## WHAT YOU ARE ASKED TO DO
Copy out all of the data below with no alterations.

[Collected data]
BEGIN
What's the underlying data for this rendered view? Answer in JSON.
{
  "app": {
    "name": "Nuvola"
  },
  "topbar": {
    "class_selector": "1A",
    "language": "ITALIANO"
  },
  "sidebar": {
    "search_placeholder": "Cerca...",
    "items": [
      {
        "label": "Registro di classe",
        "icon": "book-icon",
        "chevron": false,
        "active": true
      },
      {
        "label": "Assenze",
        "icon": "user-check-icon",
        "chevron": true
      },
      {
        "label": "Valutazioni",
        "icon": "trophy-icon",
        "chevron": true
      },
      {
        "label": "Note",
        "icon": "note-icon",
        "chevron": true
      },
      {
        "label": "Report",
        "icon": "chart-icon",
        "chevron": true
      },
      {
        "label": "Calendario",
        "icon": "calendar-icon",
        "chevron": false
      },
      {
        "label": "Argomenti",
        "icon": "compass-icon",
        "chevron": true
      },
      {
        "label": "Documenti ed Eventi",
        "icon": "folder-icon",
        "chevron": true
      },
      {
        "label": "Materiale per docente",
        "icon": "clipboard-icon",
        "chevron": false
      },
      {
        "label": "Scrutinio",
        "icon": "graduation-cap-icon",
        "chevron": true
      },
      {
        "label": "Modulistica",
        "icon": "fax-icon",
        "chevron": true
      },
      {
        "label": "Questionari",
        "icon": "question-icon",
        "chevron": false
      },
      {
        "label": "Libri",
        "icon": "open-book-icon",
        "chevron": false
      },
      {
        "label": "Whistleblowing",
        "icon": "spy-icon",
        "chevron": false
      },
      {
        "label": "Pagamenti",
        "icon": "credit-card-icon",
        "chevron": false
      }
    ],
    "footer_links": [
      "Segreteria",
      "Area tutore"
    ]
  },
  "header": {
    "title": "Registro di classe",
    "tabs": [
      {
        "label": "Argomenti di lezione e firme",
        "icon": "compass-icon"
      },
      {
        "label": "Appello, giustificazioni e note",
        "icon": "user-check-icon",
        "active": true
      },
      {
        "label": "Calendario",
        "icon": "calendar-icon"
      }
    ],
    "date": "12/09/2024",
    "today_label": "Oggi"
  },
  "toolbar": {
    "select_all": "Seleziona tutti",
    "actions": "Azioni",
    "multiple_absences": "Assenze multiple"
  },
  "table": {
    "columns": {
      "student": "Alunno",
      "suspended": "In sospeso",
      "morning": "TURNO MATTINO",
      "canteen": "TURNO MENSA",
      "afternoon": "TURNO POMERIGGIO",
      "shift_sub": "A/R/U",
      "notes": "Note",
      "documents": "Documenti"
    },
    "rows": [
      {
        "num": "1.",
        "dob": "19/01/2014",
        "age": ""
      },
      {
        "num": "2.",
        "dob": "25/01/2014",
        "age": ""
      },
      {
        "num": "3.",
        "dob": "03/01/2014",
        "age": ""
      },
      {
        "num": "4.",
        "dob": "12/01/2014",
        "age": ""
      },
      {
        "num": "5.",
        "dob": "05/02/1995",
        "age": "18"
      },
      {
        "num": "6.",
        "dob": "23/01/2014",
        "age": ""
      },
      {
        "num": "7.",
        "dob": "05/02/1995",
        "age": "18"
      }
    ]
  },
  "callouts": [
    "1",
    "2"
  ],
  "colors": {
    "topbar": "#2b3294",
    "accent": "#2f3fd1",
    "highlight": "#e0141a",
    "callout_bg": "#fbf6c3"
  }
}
END
## EXERCISE SOLUTION
What's the underlying data for this rendered view? Answer in JSON.
{
  "app": {
    "name": "Nuvola"
  },
  "topbar": {
    "class_selector": "1A",
    "language": "ITALIANO"
  },
  "sidebar": {
    "search_placeholder": "Cerca...",
    "items": [
      {
        "label": "Registro di classe",
        "icon": "book-icon",
        "chevron": false,
        "active": true
      },
      {
        "label": "Assenze",
        "icon": "user-check-icon",
        "chevron": true
      },
      {
        "label": "Valutazioni",
        "icon": "trophy-icon",
        "chevron": true
      },
      {
        "label": "Note",
        "icon": "note-icon",
        "chevron": true
      },
      {
        "label": "Report",
        "icon": "chart-icon",
        "chevron": true
      },
      {
        "label": "Calendario",
        "icon": "calendar-icon",
        "chevron": false
      },
      {
        "label": "Argomenti",
        "icon": "compass-icon",
        "chevron": true
      },
      {
        "label": "Documenti ed Eventi",
        "icon": "folder-icon",
        "chevron": true
      },
      {
        "label": "Materiale per docente",
        "icon": "clipboard-icon",
        "chevron": false
      },
      {
        "label": "Scrutinio",
        "icon": "graduation-cap-icon",
        "chevron": true
      },
      {
        "label": "Modulistica",
        "icon": "fax-icon",
        "chevron": true
      },
      {
        "label": "Questionari",
        "icon": "question-icon",
        "chevron": false
      },
      {
        "label": "Libri",
        "icon": "open-book-icon",
        "chevron": false
      },
      {
        "label": "Whistleblowing",
        "icon": "spy-icon",
        "chevron": false
      },
      {
        "label": "Pagamenti",
        "icon": "credit-card-icon",
        "chevron": false
      }
    ],
    "footer_links": [
      "Segreteria",
      "Area tutore"
    ]
  },
  "header": {
    "title": "Registro di classe",
    "tabs": [
      {
        "label": "Argomenti di lezione e firme",
        "icon": "compass-icon"
      },
      {
        "label": "Appello, giustificazioni e note",
        "icon": "user-check-icon",
        "active": true
      },
      {
        "label": "Calendario",
        "icon": "calendar-icon"
      }
    ],
    "date": "12/09/2024",
    "today_label": "Oggi"
  },
  "toolbar": {
    "select_all": "Seleziona tutti",
    "actions": "Azioni",
    "multiple_absences": "Assenze multiple"
  },
  "table": {
    "columns": {
      "student": "Alunno",
      "suspended": "In sospeso",
      "morning": "TURNO MATTINO",
      "canteen": "TURNO MENSA",
      "afternoon": "TURNO POMERIGGIO",
      "shift_sub": "A/R/U",
      "notes": "Note",
      "documents": "Documenti"
    },
    "rows": [
      {
        "num": "1.",
        "dob": "19/01/2014",
        "age": ""
      },
      {
        "num": "2.",
        "dob": "25/01/2014",
        "age": ""
      },
      {
        "num": "3.",
        "dob": "03/01/2014",
        "age": ""
      },
      {
        "num": "4.",
        "dob": "12/01/2014",
        "age": ""
      },
      {
        "num": "5.",
        "dob": "05/02/1995",
        "age": "18"
      },
      {
        "num": "6.",
        "dob": "23/01/2014",
        "age": ""
      },
      {
        "num": "7.",
        "dob": "05/02/1995",
        "age": "18"
      }
    ]
  },
  "callouts": [
    "1",
    "2"
  ],
  "colors": {
    "topbar": "#2b3294",
    "accent": "#2f3fd1",
    "highlight": "#e0141a",
    "callout_bg": "#fbf6c3"
  }
}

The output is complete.